### EXERCISE AIM
Without the images, write out the whole listing exactly.
>> begin INFORMATION PROVIDED
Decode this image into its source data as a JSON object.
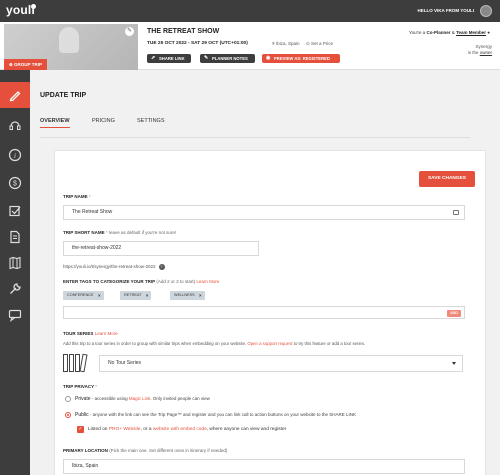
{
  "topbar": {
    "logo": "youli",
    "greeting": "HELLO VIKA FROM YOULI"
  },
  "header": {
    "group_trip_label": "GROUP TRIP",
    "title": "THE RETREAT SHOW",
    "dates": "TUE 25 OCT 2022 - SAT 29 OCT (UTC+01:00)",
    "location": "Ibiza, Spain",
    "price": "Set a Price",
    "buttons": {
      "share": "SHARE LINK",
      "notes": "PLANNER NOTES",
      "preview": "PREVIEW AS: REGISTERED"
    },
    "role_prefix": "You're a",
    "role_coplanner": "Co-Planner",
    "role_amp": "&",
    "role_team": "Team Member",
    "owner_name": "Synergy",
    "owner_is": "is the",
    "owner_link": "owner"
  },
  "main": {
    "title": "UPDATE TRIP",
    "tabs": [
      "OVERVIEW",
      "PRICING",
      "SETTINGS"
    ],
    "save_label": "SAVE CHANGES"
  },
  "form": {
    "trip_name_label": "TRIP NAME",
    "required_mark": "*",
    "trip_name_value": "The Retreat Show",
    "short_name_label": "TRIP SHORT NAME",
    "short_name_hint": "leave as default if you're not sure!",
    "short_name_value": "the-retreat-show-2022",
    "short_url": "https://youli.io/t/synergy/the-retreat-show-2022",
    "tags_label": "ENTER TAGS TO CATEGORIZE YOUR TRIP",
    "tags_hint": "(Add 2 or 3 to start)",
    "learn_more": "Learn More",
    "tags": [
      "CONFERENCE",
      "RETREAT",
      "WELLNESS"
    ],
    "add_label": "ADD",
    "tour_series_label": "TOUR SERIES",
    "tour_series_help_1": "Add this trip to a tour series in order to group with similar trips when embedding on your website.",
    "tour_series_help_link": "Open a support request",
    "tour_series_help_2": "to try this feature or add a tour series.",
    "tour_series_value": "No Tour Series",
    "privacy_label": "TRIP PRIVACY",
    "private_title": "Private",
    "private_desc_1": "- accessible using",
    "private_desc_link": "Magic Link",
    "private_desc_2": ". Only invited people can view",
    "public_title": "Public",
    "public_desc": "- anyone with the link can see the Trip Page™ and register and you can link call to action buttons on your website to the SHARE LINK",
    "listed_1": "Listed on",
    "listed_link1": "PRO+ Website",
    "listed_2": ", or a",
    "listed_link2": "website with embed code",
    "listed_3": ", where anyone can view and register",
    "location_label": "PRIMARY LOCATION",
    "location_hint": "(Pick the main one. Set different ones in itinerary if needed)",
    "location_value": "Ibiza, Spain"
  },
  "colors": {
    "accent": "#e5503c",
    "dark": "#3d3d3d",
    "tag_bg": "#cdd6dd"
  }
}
>> end INFORMATION PROVIDED
### TASK RESPONSE
Decode this image into its source data as a JSON object.
{
  "topbar": {
    "logo": "youli",
    "greeting": "HELLO VIKA FROM YOULI"
  },
  "header": {
    "group_trip_label": "GROUP TRIP",
    "title": "THE RETREAT SHOW",
    "dates": "TUE 25 OCT 2022 - SAT 29 OCT (UTC+01:00)",
    "location": "Ibiza, Spain",
    "price": "Set a Price",
    "buttons": {
      "share": "SHARE LINK",
      "notes": "PLANNER NOTES",
      "preview": "PREVIEW AS: REGISTERED"
    },
    "role_prefix": "You're a",
    "role_coplanner": "Co-Planner",
    "role_amp": "&",
    "role_team": "Team Member",
    "owner_name": "Synergy",
    "owner_is": "is the",
    "owner_link": "owner"
  },
  "main": {
    "title": "UPDATE TRIP",
    "tabs": [
      "OVERVIEW",
      "PRICING",
      "SETTINGS"
    ],
    "save_label": "SAVE CHANGES"
  },
  "form": {
    "trip_name_label": "TRIP NAME",
    "required_mark": "*",
    "trip_name_value": "The Retreat Show",
    "short_name_label": "TRIP SHORT NAME",
    "short_name_hint": "leave as default if you're not sure!",
    "short_name_value": "the-retreat-show-2022",
    "short_url": "https://youli.io/t/synergy/the-retreat-show-2022",
    "tags_label": "ENTER TAGS TO CATEGORIZE YOUR TRIP",
    "tags_hint": "(Add 2 or 3 to start)",
    "learn_more": "Learn More",
    "tags": [
      "CONFERENCE",
      "RETREAT",
      "WELLNESS"
    ],
    "add_label": "ADD",
    "tour_series_label": "TOUR SERIES",
    "tour_series_help_1": "Add this trip to a tour series in order to group with similar trips when embedding on your website.",
    "tour_series_help_link": "Open a support request",
    "tour_series_help_2": "to try this feature or add a tour series.",
    "tour_series_value": "No Tour Series",
    "privacy_label": "TRIP PRIVACY",
    "private_title": "Private",
    "private_desc_1": "- accessible using",
    "private_desc_link": "Magic Link",
    "private_desc_2": ". Only invited people can view",
    "public_title": "Public",
    "public_desc": "- anyone with the link can see the Trip Page™ and register and you can link call to action buttons on your website to the SHARE LINK",
    "listed_1": "Listed on",
    "listed_link1": "PRO+ Website",
    "listed_2": ", or a",
    "listed_link2": "website with embed code",
    "listed_3": ", where anyone can view and register",
    "location_label": "PRIMARY LOCATION",
    "location_hint": "(Pick the main one. Set different ones in itinerary if needed)",
    "location_value": "Ibiza, Spain"
  },
  "colors": {
    "accent": "#e5503c",
    "dark": "#3d3d3d",
    "tag_bg": "#cdd6dd"
  }
}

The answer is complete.